- Data records
-.-.-
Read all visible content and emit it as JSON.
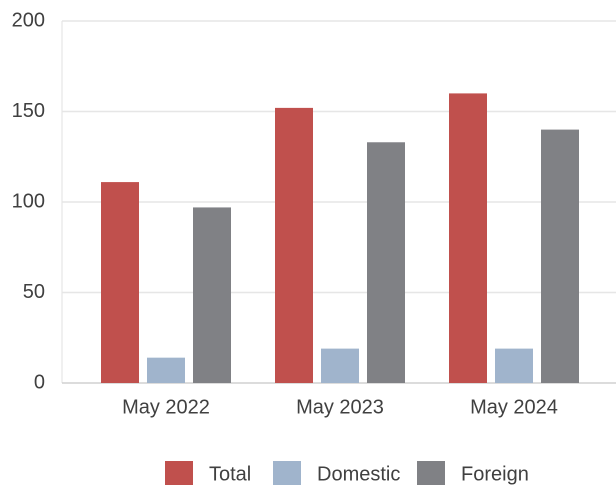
{
  "chart_data": {
    "type": "bar",
    "categories": [
      "May 2022",
      "May 2023",
      "May 2024"
    ],
    "series": [
      {
        "name": "Total",
        "color": "#c0504d",
        "values": [
          111,
          152,
          160
        ]
      },
      {
        "name": "Domestic",
        "color": "#a0b4cc",
        "values": [
          14,
          19,
          19
        ]
      },
      {
        "name": "Foreign",
        "color": "#808185",
        "values": [
          97,
          133,
          140
        ]
      }
    ],
    "ylim": [
      0,
      200
    ],
    "yticks": [
      0,
      50,
      100,
      150,
      200
    ],
    "grid": true,
    "legend": "bottom"
  }
}
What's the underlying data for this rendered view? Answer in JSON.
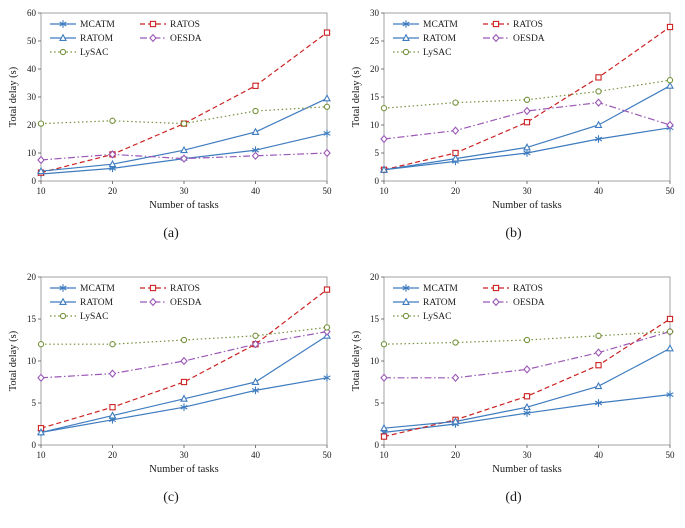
{
  "colors": {
    "text": "#1a1a1a",
    "axis_box": "#8c8c8c",
    "tick": "#595959",
    "background": "#ffffff"
  },
  "series_styles": [
    {
      "name": "MCATM",
      "color": "#3f7cbf",
      "dash": "solid",
      "marker": "asterisk"
    },
    {
      "name": "RATOS",
      "color": "#cc2222",
      "dash": "dashed",
      "marker": "square"
    },
    {
      "name": "RATOM",
      "color": "#3f7cbf",
      "dash": "solid",
      "marker": "triangle"
    },
    {
      "name": "OESDA",
      "color": "#9b59b6",
      "dash": "dashdot",
      "marker": "diamond"
    },
    {
      "name": "LySAC",
      "color": "#76923c",
      "dash": "dotted",
      "marker": "circle"
    }
  ],
  "chart_data": [
    {
      "type": "line",
      "caption": "(a)",
      "xlabel": "Number of tasks",
      "ylabel": "Total delay (s)",
      "x": [
        10,
        20,
        30,
        40,
        50
      ],
      "xlim": [
        10,
        50
      ],
      "ylim": [
        0,
        60
      ],
      "yticks": [
        0,
        10,
        20,
        30,
        40,
        50,
        60
      ],
      "legend_position": "top-left-inside",
      "grid": false,
      "series": [
        {
          "name": "MCATM",
          "values": [
            2.5,
            4.5,
            8,
            11,
            17
          ]
        },
        {
          "name": "RATOS",
          "values": [
            3,
            9.5,
            20.5,
            34,
            53
          ]
        },
        {
          "name": "RATOM",
          "values": [
            3.5,
            6,
            11,
            17.5,
            29.5
          ]
        },
        {
          "name": "OESDA",
          "values": [
            7.5,
            9.5,
            8,
            9,
            10
          ]
        },
        {
          "name": "LySAC",
          "values": [
            20.5,
            21.5,
            20.5,
            25,
            26.5
          ]
        }
      ]
    },
    {
      "type": "line",
      "caption": "(b)",
      "xlabel": "Number of tasks",
      "ylabel": "Total delay (s)",
      "x": [
        10,
        20,
        30,
        40,
        50
      ],
      "xlim": [
        10,
        50
      ],
      "ylim": [
        0,
        30
      ],
      "yticks": [
        0,
        5,
        10,
        15,
        20,
        25,
        30
      ],
      "legend_position": "top-left-inside",
      "grid": false,
      "series": [
        {
          "name": "MCATM",
          "values": [
            2,
            3.5,
            5,
            7.5,
            9.5
          ]
        },
        {
          "name": "RATOS",
          "values": [
            2,
            5,
            10.5,
            18.5,
            27.5
          ]
        },
        {
          "name": "RATOM",
          "values": [
            2,
            4,
            6,
            10,
            17
          ]
        },
        {
          "name": "OESDA",
          "values": [
            7.5,
            9,
            12.5,
            14,
            10
          ]
        },
        {
          "name": "LySAC",
          "values": [
            13,
            14,
            14.5,
            16,
            18
          ]
        }
      ]
    },
    {
      "type": "line",
      "caption": "(c)",
      "xlabel": "Number of tasks",
      "ylabel": "Total delay (s)",
      "x": [
        10,
        20,
        30,
        40,
        50
      ],
      "xlim": [
        10,
        50
      ],
      "ylim": [
        0,
        20
      ],
      "yticks": [
        0,
        5,
        10,
        15,
        20
      ],
      "legend_position": "top-left-inside",
      "grid": false,
      "series": [
        {
          "name": "MCATM",
          "values": [
            1.5,
            3,
            4.5,
            6.5,
            8
          ]
        },
        {
          "name": "RATOS",
          "values": [
            2,
            4.5,
            7.5,
            12,
            18.5
          ]
        },
        {
          "name": "RATOM",
          "values": [
            1.5,
            3.5,
            5.5,
            7.5,
            13
          ]
        },
        {
          "name": "OESDA",
          "values": [
            8,
            8.5,
            10,
            12,
            13.5
          ]
        },
        {
          "name": "LySAC",
          "values": [
            12,
            12,
            12.5,
            13,
            14
          ]
        }
      ]
    },
    {
      "type": "line",
      "caption": "(d)",
      "xlabel": "Number of tasks",
      "ylabel": "Total delay (s)",
      "x": [
        10,
        20,
        30,
        40,
        50
      ],
      "xlim": [
        10,
        50
      ],
      "ylim": [
        0,
        20
      ],
      "yticks": [
        0,
        5,
        10,
        15,
        20
      ],
      "legend_position": "top-left-inside",
      "grid": false,
      "series": [
        {
          "name": "MCATM",
          "values": [
            1.5,
            2.5,
            3.8,
            5,
            6
          ]
        },
        {
          "name": "RATOS",
          "values": [
            1,
            3,
            5.8,
            9.5,
            15
          ]
        },
        {
          "name": "RATOM",
          "values": [
            2,
            2.8,
            4.5,
            7,
            11.5
          ]
        },
        {
          "name": "OESDA",
          "values": [
            8,
            8,
            9,
            11,
            13.5
          ]
        },
        {
          "name": "LySAC",
          "values": [
            12,
            12.2,
            12.5,
            13,
            13.5
          ]
        }
      ]
    }
  ]
}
-.-.-
- What you should do
The records above should be reproduced exactly, with no pictures included.

- Reply to the exercise
Read all visible content and emit it as JSON.
{
  "chart_data": {
    "type": "bar",
    "categories": [
      "May 2022",
      "May 2023",
      "May 2024"
    ],
    "series": [
      {
        "name": "Total",
        "color": "#c0504d",
        "values": [
          111,
          152,
          160
        ]
      },
      {
        "name": "Domestic",
        "color": "#a0b4cc",
        "values": [
          14,
          19,
          19
        ]
      },
      {
        "name": "Foreign",
        "color": "#808185",
        "values": [
          97,
          133,
          140
        ]
      }
    ],
    "ylim": [
      0,
      200
    ],
    "yticks": [
      0,
      50,
      100,
      150,
      200
    ],
    "grid": true,
    "legend": "bottom"
  }
}
What's the underlying data for this rendered view? Answer in JSON.
{
  "colors": {
    "text": "#1a1a1a",
    "axis_box": "#8c8c8c",
    "tick": "#595959",
    "background": "#ffffff"
  },
  "series_styles": [
    {
      "name": "MCATM",
      "color": "#3f7cbf",
      "dash": "solid",
      "marker": "asterisk"
    },
    {
      "name": "RATOS",
      "color": "#cc2222",
      "dash": "dashed",
      "marker": "square"
    },
    {
      "name": "RATOM",
      "color": "#3f7cbf",
      "dash": "solid",
      "marker": "triangle"
    },
    {
      "name": "OESDA",
      "color": "#9b59b6",
      "dash": "dashdot",
      "marker": "diamond"
    },
    {
      "name": "LySAC",
      "color": "#76923c",
      "dash": "dotted",
      "marker": "circle"
    }
  ],
  "chart_data": [
    {
      "type": "line",
      "caption": "(a)",
      "xlabel": "Number of tasks",
      "ylabel": "Total delay (s)",
      "x": [
        10,
        20,
        30,
        40,
        50
      ],
      "xlim": [
        10,
        50
      ],
      "ylim": [
        0,
        60
      ],
      "yticks": [
        0,
        10,
        20,
        30,
        40,
        50,
        60
      ],
      "legend_position": "top-left-inside",
      "grid": false,
      "series": [
        {
          "name": "MCATM",
          "values": [
            2.5,
            4.5,
            8,
            11,
            17
          ]
        },
        {
          "name": "RATOS",
          "values": [
            3,
            9.5,
            20.5,
            34,
            53
          ]
        },
        {
          "name": "RATOM",
          "values": [
            3.5,
            6,
            11,
            17.5,
            29.5
          ]
        },
        {
          "name": "OESDA",
          "values": [
            7.5,
            9.5,
            8,
            9,
            10
          ]
        },
        {
          "name": "LySAC",
          "values": [
            20.5,
            21.5,
            20.5,
            25,
            26.5
          ]
        }
      ]
    },
    {
      "type": "line",
      "caption": "(b)",
      "xlabel": "Number of tasks",
      "ylabel": "Total delay (s)",
      "x": [
        10,
        20,
        30,
        40,
        50
      ],
      "xlim": [
        10,
        50
      ],
      "ylim": [
        0,
        30
      ],
      "yticks": [
        0,
        5,
        10,
        15,
        20,
        25,
        30
      ],
      "legend_position": "top-left-inside",
      "grid": false,
      "series": [
        {
          "name": "MCATM",
          "values": [
            2,
            3.5,
            5,
            7.5,
            9.5
          ]
        },
        {
          "name": "RATOS",
          "values": [
            2,
            5,
            10.5,
            18.5,
            27.5
          ]
        },
        {
          "name": "RATOM",
          "values": [
            2,
            4,
            6,
            10,
            17
          ]
        },
        {
          "name": "OESDA",
          "values": [
            7.5,
            9,
            12.5,
            14,
            10
          ]
        },
        {
          "name": "LySAC",
          "values": [
            13,
            14,
            14.5,
            16,
            18
          ]
        }
      ]
    },
    {
      "type": "line",
      "caption": "(c)",
      "xlabel": "Number of tasks",
      "ylabel": "Total delay (s)",
      "x": [
        10,
        20,
        30,
        40,
        50
      ],
      "xlim": [
        10,
        50
      ],
      "ylim": [
        0,
        20
      ],
      "yticks": [
        0,
        5,
        10,
        15,
        20
      ],
      "legend_position": "top-left-inside",
      "grid": false,
      "series": [
        {
          "name": "MCATM",
          "values": [
            1.5,
            3,
            4.5,
            6.5,
            8
          ]
        },
        {
          "name": "RATOS",
          "values": [
            2,
            4.5,
            7.5,
            12,
            18.5
          ]
        },
        {
          "name": "RATOM",
          "values": [
            1.5,
            3.5,
            5.5,
            7.5,
            13
          ]
        },
        {
          "name": "OESDA",
          "values": [
            8,
            8.5,
            10,
            12,
            13.5
          ]
        },
        {
          "name": "LySAC",
          "values": [
            12,
            12,
            12.5,
            13,
            14
          ]
        }
      ]
    },
    {
      "type": "line",
      "caption": "(d)",
      "xlabel": "Number of tasks",
      "ylabel": "Total delay (s)",
      "x": [
        10,
        20,
        30,
        40,
        50
      ],
      "xlim": [
        10,
        50
      ],
      "ylim": [
        0,
        20
      ],
      "yticks": [
        0,
        5,
        10,
        15,
        20
      ],
      "legend_position": "top-left-inside",
      "grid": false,
      "series": [
        {
          "name": "MCATM",
          "values": [
            1.5,
            2.5,
            3.8,
            5,
            6
          ]
        },
        {
          "name": "RATOS",
          "values": [
            1,
            3,
            5.8,
            9.5,
            15
          ]
        },
        {
          "name": "RATOM",
          "values": [
            2,
            2.8,
            4.5,
            7,
            11.5
          ]
        },
        {
          "name": "OESDA",
          "values": [
            8,
            8,
            9,
            11,
            13.5
          ]
        },
        {
          "name": "LySAC",
          "values": [
            12,
            12.2,
            12.5,
            13,
            13.5
          ]
        }
      ]
    }
  ]
}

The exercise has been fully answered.